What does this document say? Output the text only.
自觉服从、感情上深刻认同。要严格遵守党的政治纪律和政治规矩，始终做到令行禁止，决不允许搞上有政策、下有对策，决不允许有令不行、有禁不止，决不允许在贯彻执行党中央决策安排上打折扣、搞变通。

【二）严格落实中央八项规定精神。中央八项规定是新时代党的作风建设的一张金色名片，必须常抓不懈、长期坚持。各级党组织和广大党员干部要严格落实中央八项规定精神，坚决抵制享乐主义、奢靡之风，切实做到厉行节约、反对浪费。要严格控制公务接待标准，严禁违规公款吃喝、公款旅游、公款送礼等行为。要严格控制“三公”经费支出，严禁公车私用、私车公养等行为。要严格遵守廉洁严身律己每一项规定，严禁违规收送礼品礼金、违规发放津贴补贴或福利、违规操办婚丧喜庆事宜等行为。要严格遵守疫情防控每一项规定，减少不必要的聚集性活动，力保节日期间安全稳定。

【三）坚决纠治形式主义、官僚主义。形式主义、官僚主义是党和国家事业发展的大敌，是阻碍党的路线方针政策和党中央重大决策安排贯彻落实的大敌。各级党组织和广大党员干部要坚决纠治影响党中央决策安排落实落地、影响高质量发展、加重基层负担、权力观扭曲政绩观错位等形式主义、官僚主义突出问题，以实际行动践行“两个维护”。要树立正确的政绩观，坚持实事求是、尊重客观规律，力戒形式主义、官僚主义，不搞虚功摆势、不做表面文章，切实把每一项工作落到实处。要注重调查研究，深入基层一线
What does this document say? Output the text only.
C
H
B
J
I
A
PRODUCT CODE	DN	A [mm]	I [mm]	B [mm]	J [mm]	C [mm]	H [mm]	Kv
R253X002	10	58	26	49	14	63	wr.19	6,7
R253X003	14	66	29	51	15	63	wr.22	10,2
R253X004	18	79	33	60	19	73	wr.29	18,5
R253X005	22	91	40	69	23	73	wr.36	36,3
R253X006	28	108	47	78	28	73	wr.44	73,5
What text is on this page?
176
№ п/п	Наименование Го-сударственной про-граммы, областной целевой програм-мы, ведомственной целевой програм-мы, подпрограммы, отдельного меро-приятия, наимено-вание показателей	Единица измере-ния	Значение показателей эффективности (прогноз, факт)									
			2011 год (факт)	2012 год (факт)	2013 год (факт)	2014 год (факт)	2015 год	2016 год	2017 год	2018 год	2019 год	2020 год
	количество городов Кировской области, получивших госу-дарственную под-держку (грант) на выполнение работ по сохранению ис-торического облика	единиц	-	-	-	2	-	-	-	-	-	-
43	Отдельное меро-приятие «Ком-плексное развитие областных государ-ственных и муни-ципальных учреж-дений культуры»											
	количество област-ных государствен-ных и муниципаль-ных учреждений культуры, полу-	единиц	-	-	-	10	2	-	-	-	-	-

----------------

◆ **Problem to work on**:
Set down all of the entries exactly, please.

◆ **Result of the exercise**:
What does this document say? Output the text only.
自觉服从、感情上深刻认同。要严格遵守党的政治纪律和政治规矩，始终做到令行禁止，决不允许搞上有政策、下有对策，决不允许有令不行、有禁不止，决不允许在贯彻执行党中央决策安排上打折扣、搞变通。

【二）严格落实中央八项规定精神。中央八项规定是新时代党的作风建设的一张金色名片，必须常抓不懈、长期坚持。各级党组织和广大党员干部要严格落实中央八项规定精神，坚决抵制享乐主义、奢靡之风，切实做到厉行节约、反对浪费。要严格控制公务接待标准，严禁违规公款吃喝、公款旅游、公款送礼等行为。要严格控制“三公”经费支出，严禁公车私用、私车公养等行为。要严格遵守廉洁严身律己每一项规定，严禁违规收送礼品礼金、违规发放津贴补贴或福利、违规操办婚丧喜庆事宜等行为。要严格遵守疫情防控每一项规定，减少不必要的聚集性活动，力保节日期间安全稳定。

【三）坚决纠治形式主义、官僚主义。形式主义、官僚主义是党和国家事业发展的大敌，是阻碍党的路线方针政策和党中央重大决策安排贯彻落实的大敌。各级党组织和广大党员干部要坚决纠治影响党中央决策安排落实落地、影响高质量发展、加重基层负担、权力观扭曲政绩观错位等形式主义、官僚主义突出问题，以实际行动践行“两个维护”。要树立正确的政绩观，坚持实事求是、尊重客观规律，力戒形式主义、官僚主义，不搞虚功摆势、不做表面文章，切实把每一项工作落到实处。要注重调查研究，深入基层一线
What does this document say? Output the text only.
C
H
B
J
I
A
PRODUCT CODE	DN	A [mm]	I [mm]	B [mm]	J [mm]	C [mm]	H [mm]	Kv
R253X002	10	58	26	49	14	63	wr.19	6,7
R253X003	14	66	29	51	15	63	wr.22	10,2
R253X004	18	79	33	60	19	73	wr.29	18,5
R253X005	22	91	40	69	23	73	wr.36	36,3
R253X006	28	108	47	78	28	73	wr.44	73,5
What text is on this page?
176
№ п/п	Наименование Го-сударственной про-граммы, областной целевой програм-мы, ведомственной целевой програм-мы, подпрограммы, отдельного меро-приятия, наимено-вание показателей	Единица измере-ния	Значение показателей эффективности (прогноз, факт)									
			2011 год (факт)	2012 год (факт)	2013 год (факт)	2014 год (факт)	2015 год	2016 год	2017 год	2018 год	2019 год	2020 год
	количество городов Кировской области, получивших госу-дарственную под-держку (грант) на выполнение работ по сохранению ис-торического облика	единиц	-	-	-	2	-	-	-	-	-	-
43	Отдельное меро-приятие «Ком-плексное развитие областных государ-ственных и муни-ципальных учреж-дений культуры»											
	количество област-ных государствен-ных и муниципаль-ных учреждений культуры, полу-	единиц	-	-	-	10	2	-	-	-	-	-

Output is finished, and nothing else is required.